#### [Data extract]
++++++++++
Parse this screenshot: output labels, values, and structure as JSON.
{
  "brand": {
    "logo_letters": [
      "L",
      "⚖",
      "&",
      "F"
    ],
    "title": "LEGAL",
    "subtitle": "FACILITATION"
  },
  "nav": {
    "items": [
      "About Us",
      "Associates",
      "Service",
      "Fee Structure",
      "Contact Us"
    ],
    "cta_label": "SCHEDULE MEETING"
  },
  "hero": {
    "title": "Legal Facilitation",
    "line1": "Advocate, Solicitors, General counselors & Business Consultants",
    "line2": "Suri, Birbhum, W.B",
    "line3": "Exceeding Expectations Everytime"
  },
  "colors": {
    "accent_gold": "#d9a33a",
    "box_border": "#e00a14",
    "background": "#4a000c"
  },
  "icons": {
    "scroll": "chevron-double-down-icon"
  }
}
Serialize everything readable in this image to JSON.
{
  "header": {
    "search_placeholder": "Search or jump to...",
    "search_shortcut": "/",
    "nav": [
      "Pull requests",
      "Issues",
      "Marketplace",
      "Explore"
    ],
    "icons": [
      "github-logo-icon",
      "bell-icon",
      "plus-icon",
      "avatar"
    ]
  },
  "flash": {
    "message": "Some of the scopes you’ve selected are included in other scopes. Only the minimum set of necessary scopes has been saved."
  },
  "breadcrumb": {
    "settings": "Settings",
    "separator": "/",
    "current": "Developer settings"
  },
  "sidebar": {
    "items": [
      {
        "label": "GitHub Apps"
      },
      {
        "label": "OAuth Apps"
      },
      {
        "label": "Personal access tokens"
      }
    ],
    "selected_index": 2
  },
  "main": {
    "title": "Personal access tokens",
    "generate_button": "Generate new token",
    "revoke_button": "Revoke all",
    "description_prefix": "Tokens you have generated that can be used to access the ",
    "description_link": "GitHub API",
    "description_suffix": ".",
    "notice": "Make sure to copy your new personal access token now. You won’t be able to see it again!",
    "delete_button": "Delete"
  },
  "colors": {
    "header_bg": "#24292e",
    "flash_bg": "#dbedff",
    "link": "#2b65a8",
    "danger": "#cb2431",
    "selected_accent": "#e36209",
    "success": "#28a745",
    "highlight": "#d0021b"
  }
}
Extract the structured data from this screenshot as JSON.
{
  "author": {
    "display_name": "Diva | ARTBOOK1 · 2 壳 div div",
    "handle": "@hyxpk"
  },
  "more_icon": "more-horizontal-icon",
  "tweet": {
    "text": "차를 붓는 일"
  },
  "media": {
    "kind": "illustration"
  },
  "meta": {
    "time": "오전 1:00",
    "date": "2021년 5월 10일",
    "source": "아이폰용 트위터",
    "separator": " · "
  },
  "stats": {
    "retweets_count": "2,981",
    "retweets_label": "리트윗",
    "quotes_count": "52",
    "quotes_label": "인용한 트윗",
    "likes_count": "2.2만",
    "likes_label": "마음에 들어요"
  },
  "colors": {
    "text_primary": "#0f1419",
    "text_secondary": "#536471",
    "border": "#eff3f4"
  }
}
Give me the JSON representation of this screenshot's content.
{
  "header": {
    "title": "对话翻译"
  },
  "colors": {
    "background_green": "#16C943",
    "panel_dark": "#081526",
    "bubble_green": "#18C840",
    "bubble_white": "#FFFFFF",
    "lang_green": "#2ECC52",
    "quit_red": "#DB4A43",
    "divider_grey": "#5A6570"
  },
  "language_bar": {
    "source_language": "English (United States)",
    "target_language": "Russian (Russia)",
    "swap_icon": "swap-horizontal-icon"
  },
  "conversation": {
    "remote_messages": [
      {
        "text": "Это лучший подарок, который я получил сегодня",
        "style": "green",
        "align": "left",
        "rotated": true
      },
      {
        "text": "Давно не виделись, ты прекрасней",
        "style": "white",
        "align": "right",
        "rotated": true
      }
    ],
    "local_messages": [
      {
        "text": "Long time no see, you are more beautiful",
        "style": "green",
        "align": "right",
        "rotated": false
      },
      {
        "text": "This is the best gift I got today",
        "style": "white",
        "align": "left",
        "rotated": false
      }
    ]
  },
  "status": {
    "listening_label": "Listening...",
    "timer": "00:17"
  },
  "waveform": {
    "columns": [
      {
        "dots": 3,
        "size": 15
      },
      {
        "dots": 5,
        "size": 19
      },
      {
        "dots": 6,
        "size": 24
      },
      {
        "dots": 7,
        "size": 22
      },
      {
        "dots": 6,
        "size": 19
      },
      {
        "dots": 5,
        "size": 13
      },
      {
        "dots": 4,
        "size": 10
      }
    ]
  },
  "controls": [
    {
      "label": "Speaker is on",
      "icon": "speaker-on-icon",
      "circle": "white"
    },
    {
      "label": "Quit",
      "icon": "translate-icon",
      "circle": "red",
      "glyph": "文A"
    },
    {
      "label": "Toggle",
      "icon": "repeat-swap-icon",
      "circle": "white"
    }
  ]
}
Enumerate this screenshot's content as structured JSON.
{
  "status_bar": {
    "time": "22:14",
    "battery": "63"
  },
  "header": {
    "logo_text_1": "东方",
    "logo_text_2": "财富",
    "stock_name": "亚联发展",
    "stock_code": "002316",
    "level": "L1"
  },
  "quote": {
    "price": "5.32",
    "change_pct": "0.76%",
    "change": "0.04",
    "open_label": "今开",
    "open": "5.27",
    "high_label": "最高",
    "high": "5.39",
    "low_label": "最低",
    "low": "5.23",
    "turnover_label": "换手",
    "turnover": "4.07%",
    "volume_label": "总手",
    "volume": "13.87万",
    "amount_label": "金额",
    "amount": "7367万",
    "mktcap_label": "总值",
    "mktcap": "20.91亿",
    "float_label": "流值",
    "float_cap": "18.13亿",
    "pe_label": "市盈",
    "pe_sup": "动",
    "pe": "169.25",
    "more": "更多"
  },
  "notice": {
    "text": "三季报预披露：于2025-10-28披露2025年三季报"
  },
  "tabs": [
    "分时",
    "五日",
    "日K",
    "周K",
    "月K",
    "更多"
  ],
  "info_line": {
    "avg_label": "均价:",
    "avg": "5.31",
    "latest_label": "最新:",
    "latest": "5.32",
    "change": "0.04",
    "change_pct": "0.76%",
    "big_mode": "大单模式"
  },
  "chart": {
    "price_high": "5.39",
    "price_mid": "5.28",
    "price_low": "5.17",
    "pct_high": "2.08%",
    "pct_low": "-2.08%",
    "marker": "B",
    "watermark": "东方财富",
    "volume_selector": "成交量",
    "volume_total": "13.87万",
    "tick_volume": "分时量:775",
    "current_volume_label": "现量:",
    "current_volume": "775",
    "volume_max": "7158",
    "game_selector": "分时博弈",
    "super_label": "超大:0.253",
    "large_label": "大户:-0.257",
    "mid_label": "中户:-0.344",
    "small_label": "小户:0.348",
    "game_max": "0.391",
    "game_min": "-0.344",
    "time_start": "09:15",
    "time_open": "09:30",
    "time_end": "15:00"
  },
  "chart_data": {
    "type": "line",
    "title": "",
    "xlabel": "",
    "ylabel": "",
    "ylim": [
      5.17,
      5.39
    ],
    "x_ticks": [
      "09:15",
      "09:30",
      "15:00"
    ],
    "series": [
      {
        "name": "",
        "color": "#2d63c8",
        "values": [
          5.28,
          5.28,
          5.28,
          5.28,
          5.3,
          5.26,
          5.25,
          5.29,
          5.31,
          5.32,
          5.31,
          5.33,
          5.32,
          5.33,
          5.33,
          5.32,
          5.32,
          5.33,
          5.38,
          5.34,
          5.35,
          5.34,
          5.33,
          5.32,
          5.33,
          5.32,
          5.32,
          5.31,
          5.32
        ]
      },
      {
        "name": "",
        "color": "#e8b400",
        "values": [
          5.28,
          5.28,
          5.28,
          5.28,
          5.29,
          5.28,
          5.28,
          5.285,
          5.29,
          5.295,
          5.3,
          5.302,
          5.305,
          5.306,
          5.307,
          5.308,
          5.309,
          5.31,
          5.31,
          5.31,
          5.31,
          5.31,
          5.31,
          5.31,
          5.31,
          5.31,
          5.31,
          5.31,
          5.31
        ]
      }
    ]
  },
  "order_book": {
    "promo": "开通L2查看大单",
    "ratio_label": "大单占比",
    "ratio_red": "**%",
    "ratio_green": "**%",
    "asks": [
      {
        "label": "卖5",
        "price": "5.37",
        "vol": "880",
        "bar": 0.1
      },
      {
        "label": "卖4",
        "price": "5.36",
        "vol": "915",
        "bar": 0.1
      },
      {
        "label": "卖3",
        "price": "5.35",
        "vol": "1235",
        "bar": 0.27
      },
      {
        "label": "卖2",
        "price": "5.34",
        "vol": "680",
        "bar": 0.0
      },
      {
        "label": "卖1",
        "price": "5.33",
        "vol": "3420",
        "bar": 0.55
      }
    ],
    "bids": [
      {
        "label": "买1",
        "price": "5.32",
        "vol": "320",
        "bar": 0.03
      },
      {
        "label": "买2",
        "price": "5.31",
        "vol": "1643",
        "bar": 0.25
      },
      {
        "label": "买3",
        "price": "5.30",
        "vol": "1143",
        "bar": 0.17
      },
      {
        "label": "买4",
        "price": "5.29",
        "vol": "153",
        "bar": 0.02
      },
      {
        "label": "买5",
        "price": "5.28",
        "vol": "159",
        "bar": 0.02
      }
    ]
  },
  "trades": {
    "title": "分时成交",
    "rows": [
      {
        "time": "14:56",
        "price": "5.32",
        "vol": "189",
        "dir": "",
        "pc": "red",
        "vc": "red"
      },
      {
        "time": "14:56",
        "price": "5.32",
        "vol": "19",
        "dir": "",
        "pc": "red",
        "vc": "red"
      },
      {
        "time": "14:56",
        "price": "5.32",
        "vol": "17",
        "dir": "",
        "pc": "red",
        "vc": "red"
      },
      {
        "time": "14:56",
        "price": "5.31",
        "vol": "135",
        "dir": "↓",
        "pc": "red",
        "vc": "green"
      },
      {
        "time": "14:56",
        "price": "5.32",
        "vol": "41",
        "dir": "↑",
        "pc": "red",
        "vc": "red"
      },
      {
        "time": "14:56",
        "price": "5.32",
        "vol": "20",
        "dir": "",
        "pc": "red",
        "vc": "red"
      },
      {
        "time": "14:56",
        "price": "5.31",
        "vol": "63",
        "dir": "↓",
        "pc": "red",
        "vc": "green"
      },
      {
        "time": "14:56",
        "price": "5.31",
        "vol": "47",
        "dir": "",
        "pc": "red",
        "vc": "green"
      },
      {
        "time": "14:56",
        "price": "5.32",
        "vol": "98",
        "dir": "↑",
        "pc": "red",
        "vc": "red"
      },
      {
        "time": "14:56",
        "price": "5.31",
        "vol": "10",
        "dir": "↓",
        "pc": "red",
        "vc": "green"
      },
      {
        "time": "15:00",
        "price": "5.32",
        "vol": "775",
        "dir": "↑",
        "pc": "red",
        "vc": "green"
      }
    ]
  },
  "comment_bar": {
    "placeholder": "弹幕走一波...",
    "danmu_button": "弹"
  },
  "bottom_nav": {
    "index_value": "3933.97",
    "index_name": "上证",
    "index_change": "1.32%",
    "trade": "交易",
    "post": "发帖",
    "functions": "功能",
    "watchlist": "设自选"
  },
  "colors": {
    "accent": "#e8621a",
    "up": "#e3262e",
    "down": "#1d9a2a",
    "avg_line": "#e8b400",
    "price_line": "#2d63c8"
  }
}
++++++++++
Filter the records, keeping only lines that contain "screenshot", and show those lines.

#### [Output below]
Parse this screenshot: output labels, values, and structure as JSON.
Extract the structured data from this screenshot as JSON.
Give me the JSON representation of this screenshot's content.
Enumerate this screenshot's content as structured JSON.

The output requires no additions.